= Goal =
In full and without deviation, write out the entries that follow.

## begin Data for processing

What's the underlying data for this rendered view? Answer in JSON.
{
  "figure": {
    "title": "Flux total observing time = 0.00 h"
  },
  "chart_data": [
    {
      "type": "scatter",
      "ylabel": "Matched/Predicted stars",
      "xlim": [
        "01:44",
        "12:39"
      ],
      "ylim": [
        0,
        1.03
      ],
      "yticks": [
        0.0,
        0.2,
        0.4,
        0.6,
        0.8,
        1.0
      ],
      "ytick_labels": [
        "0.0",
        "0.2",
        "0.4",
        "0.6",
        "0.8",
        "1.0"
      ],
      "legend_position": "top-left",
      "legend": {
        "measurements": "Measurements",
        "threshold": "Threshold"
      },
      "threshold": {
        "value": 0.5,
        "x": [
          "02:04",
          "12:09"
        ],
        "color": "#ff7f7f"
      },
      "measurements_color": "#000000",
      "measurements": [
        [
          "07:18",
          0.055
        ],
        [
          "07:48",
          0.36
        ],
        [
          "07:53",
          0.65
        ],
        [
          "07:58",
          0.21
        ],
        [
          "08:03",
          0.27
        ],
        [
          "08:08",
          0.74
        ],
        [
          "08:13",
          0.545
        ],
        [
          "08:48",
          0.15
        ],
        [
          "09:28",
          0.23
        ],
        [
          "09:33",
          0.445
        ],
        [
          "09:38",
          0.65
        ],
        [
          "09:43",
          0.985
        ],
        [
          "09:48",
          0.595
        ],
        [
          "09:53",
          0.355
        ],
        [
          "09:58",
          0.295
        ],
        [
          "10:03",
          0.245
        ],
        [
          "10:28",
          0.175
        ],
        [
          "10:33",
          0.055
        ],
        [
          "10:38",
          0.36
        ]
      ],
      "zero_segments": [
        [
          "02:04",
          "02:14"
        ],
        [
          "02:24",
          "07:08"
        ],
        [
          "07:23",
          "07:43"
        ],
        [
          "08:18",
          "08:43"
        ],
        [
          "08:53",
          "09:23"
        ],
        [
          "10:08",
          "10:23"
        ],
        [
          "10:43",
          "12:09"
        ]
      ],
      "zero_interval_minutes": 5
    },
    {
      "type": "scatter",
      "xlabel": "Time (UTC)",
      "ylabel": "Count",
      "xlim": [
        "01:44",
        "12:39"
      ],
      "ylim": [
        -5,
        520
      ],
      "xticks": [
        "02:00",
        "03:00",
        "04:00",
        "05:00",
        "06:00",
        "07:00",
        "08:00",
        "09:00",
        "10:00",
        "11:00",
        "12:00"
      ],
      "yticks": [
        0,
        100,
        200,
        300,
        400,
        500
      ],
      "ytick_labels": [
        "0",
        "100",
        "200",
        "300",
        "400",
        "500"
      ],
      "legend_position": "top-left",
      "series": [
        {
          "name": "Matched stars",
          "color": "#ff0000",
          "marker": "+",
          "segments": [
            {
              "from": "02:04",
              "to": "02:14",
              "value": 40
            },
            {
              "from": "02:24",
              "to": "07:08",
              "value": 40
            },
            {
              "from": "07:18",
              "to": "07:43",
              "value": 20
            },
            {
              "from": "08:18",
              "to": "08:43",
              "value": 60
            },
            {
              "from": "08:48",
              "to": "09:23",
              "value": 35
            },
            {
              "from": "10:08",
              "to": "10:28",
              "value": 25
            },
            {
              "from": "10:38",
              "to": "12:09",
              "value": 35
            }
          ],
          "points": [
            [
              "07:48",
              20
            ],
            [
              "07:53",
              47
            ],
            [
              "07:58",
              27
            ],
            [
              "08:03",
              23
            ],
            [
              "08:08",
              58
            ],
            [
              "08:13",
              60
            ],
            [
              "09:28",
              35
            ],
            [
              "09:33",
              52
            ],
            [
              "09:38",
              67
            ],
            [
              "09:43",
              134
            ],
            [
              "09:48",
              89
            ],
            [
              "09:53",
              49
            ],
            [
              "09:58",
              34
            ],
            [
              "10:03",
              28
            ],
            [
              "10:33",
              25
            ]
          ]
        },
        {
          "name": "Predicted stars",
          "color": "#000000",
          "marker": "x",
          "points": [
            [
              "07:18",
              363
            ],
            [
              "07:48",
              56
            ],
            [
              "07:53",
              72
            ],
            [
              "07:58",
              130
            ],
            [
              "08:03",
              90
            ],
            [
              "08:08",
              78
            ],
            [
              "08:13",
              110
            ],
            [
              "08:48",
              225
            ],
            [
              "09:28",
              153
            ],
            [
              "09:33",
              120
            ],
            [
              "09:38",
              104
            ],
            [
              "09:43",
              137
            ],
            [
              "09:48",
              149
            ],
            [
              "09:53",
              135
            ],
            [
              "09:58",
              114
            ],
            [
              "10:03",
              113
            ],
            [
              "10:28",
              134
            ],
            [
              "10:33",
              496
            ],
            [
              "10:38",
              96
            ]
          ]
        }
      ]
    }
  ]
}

## end Data for processing

= Solution to this task =
What's the underlying data for this rendered view? Answer in JSON.
{
  "figure": {
    "title": "Flux total observing time = 0.00 h"
  },
  "chart_data": [
    {
      "type": "scatter",
      "ylabel": "Matched/Predicted stars",
      "xlim": [
        "01:44",
        "12:39"
      ],
      "ylim": [
        0,
        1.03
      ],
      "yticks": [
        0.0,
        0.2,
        0.4,
        0.6,
        0.8,
        1.0
      ],
      "ytick_labels": [
        "0.0",
        "0.2",
        "0.4",
        "0.6",
        "0.8",
        "1.0"
      ],
      "legend_position": "top-left",
      "legend": {
        "measurements": "Measurements",
        "threshold": "Threshold"
      },
      "threshold": {
        "value": 0.5,
        "x": [
          "02:04",
          "12:09"
        ],
        "color": "#ff7f7f"
      },
      "measurements_color": "#000000",
      "measurements": [
        [
          "07:18",
          0.055
        ],
        [
          "07:48",
          0.36
        ],
        [
          "07:53",
          0.65
        ],
        [
          "07:58",
          0.21
        ],
        [
          "08:03",
          0.27
        ],
        [
          "08:08",
          0.74
        ],
        [
          "08:13",
          0.545
        ],
        [
          "08:48",
          0.15
        ],
        [
          "09:28",
          0.23
        ],
        [
          "09:33",
          0.445
        ],
        [
          "09:38",
          0.65
        ],
        [
          "09:43",
          0.985
        ],
        [
          "09:48",
          0.595
        ],
        [
          "09:53",
          0.355
        ],
        [
          "09:58",
          0.295
        ],
        [
          "10:03",
          0.245
        ],
        [
          "10:28",
          0.175
        ],
        [
          "10:33",
          0.055
        ],
        [
          "10:38",
          0.36
        ]
      ],
      "zero_segments": [
        [
          "02:04",
          "02:14"
        ],
        [
          "02:24",
          "07:08"
        ],
        [
          "07:23",
          "07:43"
        ],
        [
          "08:18",
          "08:43"
        ],
        [
          "08:53",
          "09:23"
        ],
        [
          "10:08",
          "10:23"
        ],
        [
          "10:43",
          "12:09"
        ]
      ],
      "zero_interval_minutes": 5
    },
    {
      "type": "scatter",
      "xlabel": "Time (UTC)",
      "ylabel": "Count",
      "xlim": [
        "01:44",
        "12:39"
      ],
      "ylim": [
        -5,
        520
      ],
      "xticks": [
        "02:00",
        "03:00",
        "04:00",
        "05:00",
        "06:00",
        "07:00",
        "08:00",
        "09:00",
        "10:00",
        "11:00",
        "12:00"
      ],
      "yticks": [
        0,
        100,
        200,
        300,
        400,
        500
      ],
      "ytick_labels": [
        "0",
        "100",
        "200",
        "300",
        "400",
        "500"
      ],
      "legend_position": "top-left",
      "series": [
        {
          "name": "Matched stars",
          "color": "#ff0000",
          "marker": "+",
          "segments": [
            {
              "from": "02:04",
              "to": "02:14",
              "value": 40
            },
            {
              "from": "02:24",
              "to": "07:08",
              "value": 40
            },
            {
              "from": "07:18",
              "to": "07:43",
              "value": 20
            },
            {
              "from": "08:18",
              "to": "08:43",
              "value": 60
            },
            {
              "from": "08:48",
              "to": "09:23",
              "value": 35
            },
            {
              "from": "10:08",
              "to": "10:28",
              "value": 25
            },
            {
              "from": "10:38",
              "to": "12:09",
              "value": 35
            }
          ],
          "points": [
            [
              "07:48",
              20
            ],
            [
              "07:53",
              47
            ],
            [
              "07:58",
              27
            ],
            [
              "08:03",
              23
            ],
            [
              "08:08",
              58
            ],
            [
              "08:13",
              60
            ],
            [
              "09:28",
              35
            ],
            [
              "09:33",
              52
            ],
            [
              "09:38",
              67
            ],
            [
              "09:43",
              134
            ],
            [
              "09:48",
              89
            ],
            [
              "09:53",
              49
            ],
            [
              "09:58",
              34
            ],
            [
              "10:03",
              28
            ],
            [
              "10:33",
              25
            ]
          ]
        },
        {
          "name": "Predicted stars",
          "color": "#000000",
          "marker": "x",
          "points": [
            [
              "07:18",
              363
            ],
            [
              "07:48",
              56
            ],
            [
              "07:53",
              72
            ],
            [
              "07:58",
              130
            ],
            [
              "08:03",
              90
            ],
            [
              "08:08",
              78
            ],
            [
              "08:13",
              110
            ],
            [
              "08:48",
              225
            ],
            [
              "09:28",
              153
            ],
            [
              "09:33",
              120
            ],
            [
              "09:38",
              104
            ],
            [
              "09:43",
              137
            ],
            [
              "09:48",
              149
            ],
            [
              "09:53",
              135
            ],
            [
              "09:58",
              114
            ],
            [
              "10:03",
              113
            ],
            [
              "10:28",
              134
            ],
            [
              "10:33",
              496
            ],
            [
              "10:38",
              96
            ]
          ]
        }
      ]
    }
  ]
}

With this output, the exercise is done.